◆ **Task to complete**
Exactly as written, print each record in the listing.

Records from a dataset
· · · · · · ·

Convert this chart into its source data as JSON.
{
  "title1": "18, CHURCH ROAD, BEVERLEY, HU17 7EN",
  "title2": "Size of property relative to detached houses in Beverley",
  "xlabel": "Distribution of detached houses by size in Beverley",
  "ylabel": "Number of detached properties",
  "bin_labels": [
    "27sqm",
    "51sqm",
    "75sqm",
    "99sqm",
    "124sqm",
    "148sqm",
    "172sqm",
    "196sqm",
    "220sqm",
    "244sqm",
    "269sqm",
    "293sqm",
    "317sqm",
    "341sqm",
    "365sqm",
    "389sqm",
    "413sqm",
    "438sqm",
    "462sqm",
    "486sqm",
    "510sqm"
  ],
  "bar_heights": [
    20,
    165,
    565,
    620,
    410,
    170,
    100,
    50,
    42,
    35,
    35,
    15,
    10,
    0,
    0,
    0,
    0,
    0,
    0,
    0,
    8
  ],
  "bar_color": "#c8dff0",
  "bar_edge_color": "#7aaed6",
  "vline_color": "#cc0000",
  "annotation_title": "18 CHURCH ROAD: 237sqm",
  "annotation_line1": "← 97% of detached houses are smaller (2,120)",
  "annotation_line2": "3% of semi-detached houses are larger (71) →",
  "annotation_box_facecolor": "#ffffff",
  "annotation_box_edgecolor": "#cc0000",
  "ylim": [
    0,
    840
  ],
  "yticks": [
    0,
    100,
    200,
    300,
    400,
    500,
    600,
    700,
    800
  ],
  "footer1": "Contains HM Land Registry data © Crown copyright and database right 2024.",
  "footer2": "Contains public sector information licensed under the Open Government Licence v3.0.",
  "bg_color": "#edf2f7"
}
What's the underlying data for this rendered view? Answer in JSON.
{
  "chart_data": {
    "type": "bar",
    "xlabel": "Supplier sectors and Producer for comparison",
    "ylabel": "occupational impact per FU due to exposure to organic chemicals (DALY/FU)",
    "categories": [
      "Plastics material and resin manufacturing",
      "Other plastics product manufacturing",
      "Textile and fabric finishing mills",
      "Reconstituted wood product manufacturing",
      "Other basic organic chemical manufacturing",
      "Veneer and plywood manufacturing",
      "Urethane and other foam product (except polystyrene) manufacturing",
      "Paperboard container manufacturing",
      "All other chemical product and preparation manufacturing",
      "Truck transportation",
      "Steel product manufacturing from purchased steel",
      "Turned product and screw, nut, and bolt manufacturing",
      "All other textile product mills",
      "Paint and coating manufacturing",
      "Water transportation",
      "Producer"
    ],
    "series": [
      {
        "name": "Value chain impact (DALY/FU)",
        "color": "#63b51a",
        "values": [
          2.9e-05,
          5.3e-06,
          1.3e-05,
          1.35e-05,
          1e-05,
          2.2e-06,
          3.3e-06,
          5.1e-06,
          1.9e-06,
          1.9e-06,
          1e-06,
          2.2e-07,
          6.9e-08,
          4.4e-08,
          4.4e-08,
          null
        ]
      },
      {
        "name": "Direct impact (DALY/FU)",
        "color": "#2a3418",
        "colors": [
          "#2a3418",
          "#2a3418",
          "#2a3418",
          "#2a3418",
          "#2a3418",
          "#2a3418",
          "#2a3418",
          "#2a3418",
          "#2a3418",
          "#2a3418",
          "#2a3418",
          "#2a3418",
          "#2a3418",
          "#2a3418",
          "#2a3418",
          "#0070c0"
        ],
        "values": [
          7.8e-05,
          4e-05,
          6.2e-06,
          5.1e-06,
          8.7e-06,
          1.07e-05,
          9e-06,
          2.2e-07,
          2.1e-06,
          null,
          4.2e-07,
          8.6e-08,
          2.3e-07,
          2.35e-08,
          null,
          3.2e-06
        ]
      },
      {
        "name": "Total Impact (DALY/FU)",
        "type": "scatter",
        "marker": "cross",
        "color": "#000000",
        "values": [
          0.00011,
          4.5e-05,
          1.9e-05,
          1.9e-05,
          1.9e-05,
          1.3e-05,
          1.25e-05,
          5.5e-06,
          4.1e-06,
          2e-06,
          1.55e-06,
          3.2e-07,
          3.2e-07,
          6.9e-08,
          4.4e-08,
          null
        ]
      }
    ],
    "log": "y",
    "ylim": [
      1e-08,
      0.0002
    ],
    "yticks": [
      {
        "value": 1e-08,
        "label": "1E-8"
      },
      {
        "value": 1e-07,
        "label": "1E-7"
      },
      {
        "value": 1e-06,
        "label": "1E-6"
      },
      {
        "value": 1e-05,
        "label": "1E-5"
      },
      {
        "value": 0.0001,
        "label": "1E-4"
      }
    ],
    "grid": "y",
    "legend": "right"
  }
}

· · · · · · ·

◆ **Answer for this exercise**
Convert this chart into its source data as JSON.
{
  "title1": "18, CHURCH ROAD, BEVERLEY, HU17 7EN",
  "title2": "Size of property relative to detached houses in Beverley",
  "xlabel": "Distribution of detached houses by size in Beverley",
  "ylabel": "Number of detached properties",
  "bin_labels": [
    "27sqm",
    "51sqm",
    "75sqm",
    "99sqm",
    "124sqm",
    "148sqm",
    "172sqm",
    "196sqm",
    "220sqm",
    "244sqm",
    "269sqm",
    "293sqm",
    "317sqm",
    "341sqm",
    "365sqm",
    "389sqm",
    "413sqm",
    "438sqm",
    "462sqm",
    "486sqm",
    "510sqm"
  ],
  "bar_heights": [
    20,
    165,
    565,
    620,
    410,
    170,
    100,
    50,
    42,
    35,
    35,
    15,
    10,
    0,
    0,
    0,
    0,
    0,
    0,
    0,
    8
  ],
  "bar_color": "#c8dff0",
  "bar_edge_color": "#7aaed6",
  "vline_color": "#cc0000",
  "annotation_title": "18 CHURCH ROAD: 237sqm",
  "annotation_line1": "← 97% of detached houses are smaller (2,120)",
  "annotation_line2": "3% of semi-detached houses are larger (71) →",
  "annotation_box_facecolor": "#ffffff",
  "annotation_box_edgecolor": "#cc0000",
  "ylim": [
    0,
    840
  ],
  "yticks": [
    0,
    100,
    200,
    300,
    400,
    500,
    600,
    700,
    800
  ],
  "footer1": "Contains HM Land Registry data © Crown copyright and database right 2024.",
  "footer2": "Contains public sector information licensed under the Open Government Licence v3.0.",
  "bg_color": "#edf2f7"
}
What's the underlying data for this rendered view? Answer in JSON.
{
  "chart_data": {
    "type": "bar",
    "xlabel": "Supplier sectors and Producer for comparison",
    "ylabel": "occupational impact per FU due to exposure to organic chemicals (DALY/FU)",
    "categories": [
      "Plastics material and resin manufacturing",
      "Other plastics product manufacturing",
      "Textile and fabric finishing mills",
      "Reconstituted wood product manufacturing",
      "Other basic organic chemical manufacturing",
      "Veneer and plywood manufacturing",
      "Urethane and other foam product (except polystyrene) manufacturing",
      "Paperboard container manufacturing",
      "All other chemical product and preparation manufacturing",
      "Truck transportation",
      "Steel product manufacturing from purchased steel",
      "Turned product and screw, nut, and bolt manufacturing",
      "All other textile product mills",
      "Paint and coating manufacturing",
      "Water transportation",
      "Producer"
    ],
    "series": [
      {
        "name": "Value chain impact (DALY/FU)",
        "color": "#63b51a",
        "values": [
          2.9e-05,
          5.3e-06,
          1.3e-05,
          1.35e-05,
          1e-05,
          2.2e-06,
          3.3e-06,
          5.1e-06,
          1.9e-06,
          1.9e-06,
          1e-06,
          2.2e-07,
          6.9e-08,
          4.4e-08,
          4.4e-08,
          null
        ]
      },
      {
        "name": "Direct impact (DALY/FU)",
        "color": "#2a3418",
        "colors": [
          "#2a3418",
          "#2a3418",
          "#2a3418",
          "#2a3418",
          "#2a3418",
          "#2a3418",
          "#2a3418",
          "#2a3418",
          "#2a3418",
          "#2a3418",
          "#2a3418",
          "#2a3418",
          "#2a3418",
          "#2a3418",
          "#2a3418",
          "#0070c0"
        ],
        "values": [
          7.8e-05,
          4e-05,
          6.2e-06,
          5.1e-06,
          8.7e-06,
          1.07e-05,
          9e-06,
          2.2e-07,
          2.1e-06,
          null,
          4.2e-07,
          8.6e-08,
          2.3e-07,
          2.35e-08,
          null,
          3.2e-06
        ]
      },
      {
        "name": "Total Impact (DALY/FU)",
        "type": "scatter",
        "marker": "cross",
        "color": "#000000",
        "values": [
          0.00011,
          4.5e-05,
          1.9e-05,
          1.9e-05,
          1.9e-05,
          1.3e-05,
          1.25e-05,
          5.5e-06,
          4.1e-06,
          2e-06,
          1.55e-06,
          3.2e-07,
          3.2e-07,
          6.9e-08,
          4.4e-08,
          null
        ]
      }
    ],
    "log": "y",
    "ylim": [
      1e-08,
      0.0002
    ],
    "yticks": [
      {
        "value": 1e-08,
        "label": "1E-8"
      },
      {
        "value": 1e-07,
        "label": "1E-7"
      },
      {
        "value": 1e-06,
        "label": "1E-6"
      },
      {
        "value": 1e-05,
        "label": "1E-5"
      },
      {
        "value": 0.0001,
        "label": "1E-4"
      }
    ],
    "grid": "y",
    "legend": "right"
  }
}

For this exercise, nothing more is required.